▸ Given exercise
Each line in the entries below that holds the string "Owner" is to be listed.

▸ Data for this task
====================

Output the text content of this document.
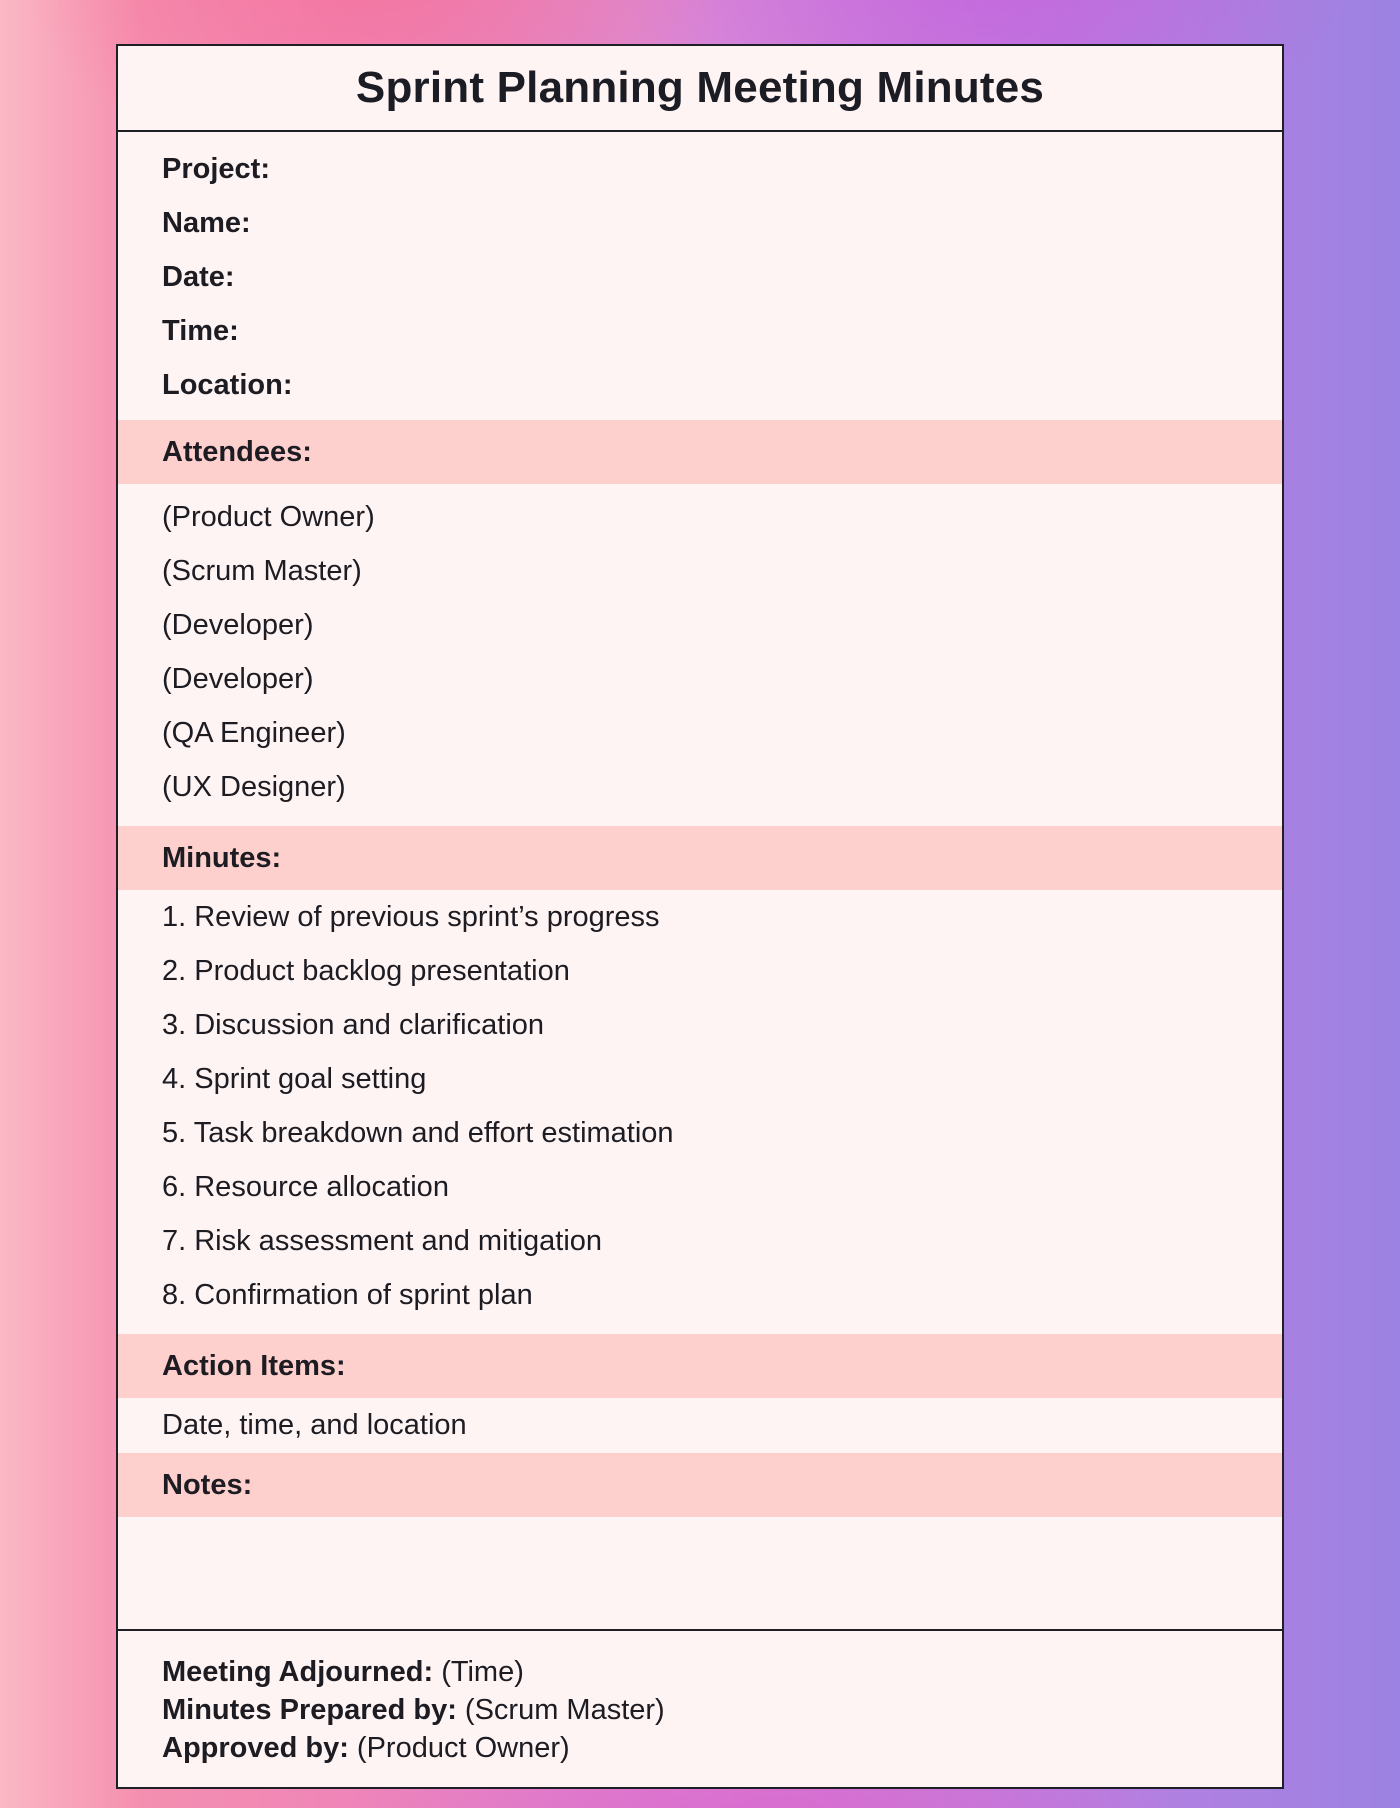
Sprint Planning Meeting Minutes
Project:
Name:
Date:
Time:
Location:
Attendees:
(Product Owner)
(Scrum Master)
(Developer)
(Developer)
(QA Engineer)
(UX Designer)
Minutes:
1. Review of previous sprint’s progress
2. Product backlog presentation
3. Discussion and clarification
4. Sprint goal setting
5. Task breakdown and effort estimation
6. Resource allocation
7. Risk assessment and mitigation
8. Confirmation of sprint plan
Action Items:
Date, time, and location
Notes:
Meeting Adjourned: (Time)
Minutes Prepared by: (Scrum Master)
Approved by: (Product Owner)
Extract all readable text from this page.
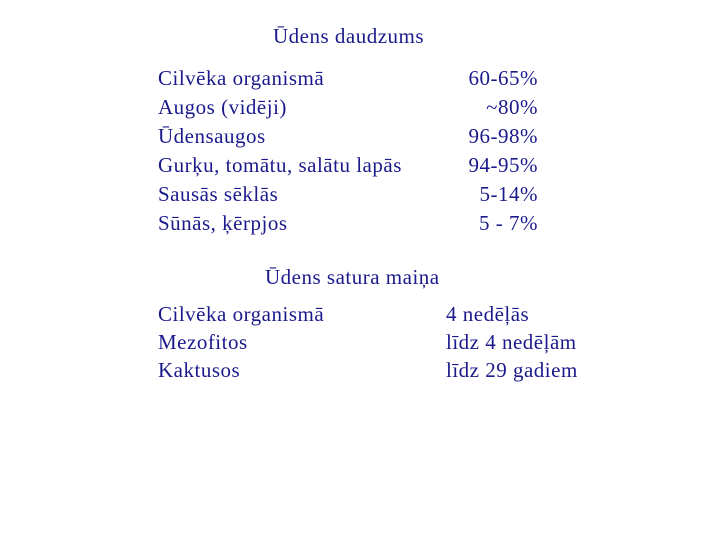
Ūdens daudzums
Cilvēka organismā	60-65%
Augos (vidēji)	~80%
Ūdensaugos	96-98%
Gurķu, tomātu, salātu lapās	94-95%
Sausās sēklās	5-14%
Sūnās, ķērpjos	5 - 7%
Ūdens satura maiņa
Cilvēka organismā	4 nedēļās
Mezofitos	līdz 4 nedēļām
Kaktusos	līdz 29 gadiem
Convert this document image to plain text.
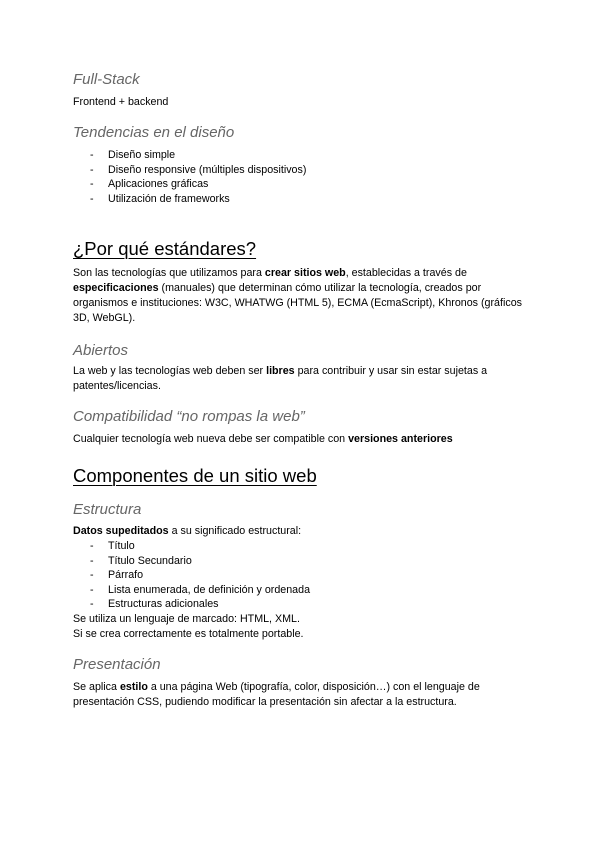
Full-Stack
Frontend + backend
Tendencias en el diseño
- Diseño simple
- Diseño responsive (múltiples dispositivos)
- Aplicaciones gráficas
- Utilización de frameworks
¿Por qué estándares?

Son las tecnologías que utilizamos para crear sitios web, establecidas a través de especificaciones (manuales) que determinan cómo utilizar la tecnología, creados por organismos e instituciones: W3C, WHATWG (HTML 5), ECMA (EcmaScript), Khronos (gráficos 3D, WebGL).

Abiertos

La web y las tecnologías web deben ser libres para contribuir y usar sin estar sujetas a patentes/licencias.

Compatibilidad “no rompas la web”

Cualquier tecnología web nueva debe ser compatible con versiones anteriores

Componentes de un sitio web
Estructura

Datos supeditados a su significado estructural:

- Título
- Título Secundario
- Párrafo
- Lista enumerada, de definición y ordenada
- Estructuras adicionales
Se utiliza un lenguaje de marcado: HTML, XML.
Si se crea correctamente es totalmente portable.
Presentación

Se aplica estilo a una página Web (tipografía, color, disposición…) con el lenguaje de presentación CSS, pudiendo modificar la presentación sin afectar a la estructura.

====================

▸ Solution for this task
(Product Owner)
Approved by: (Product Owner)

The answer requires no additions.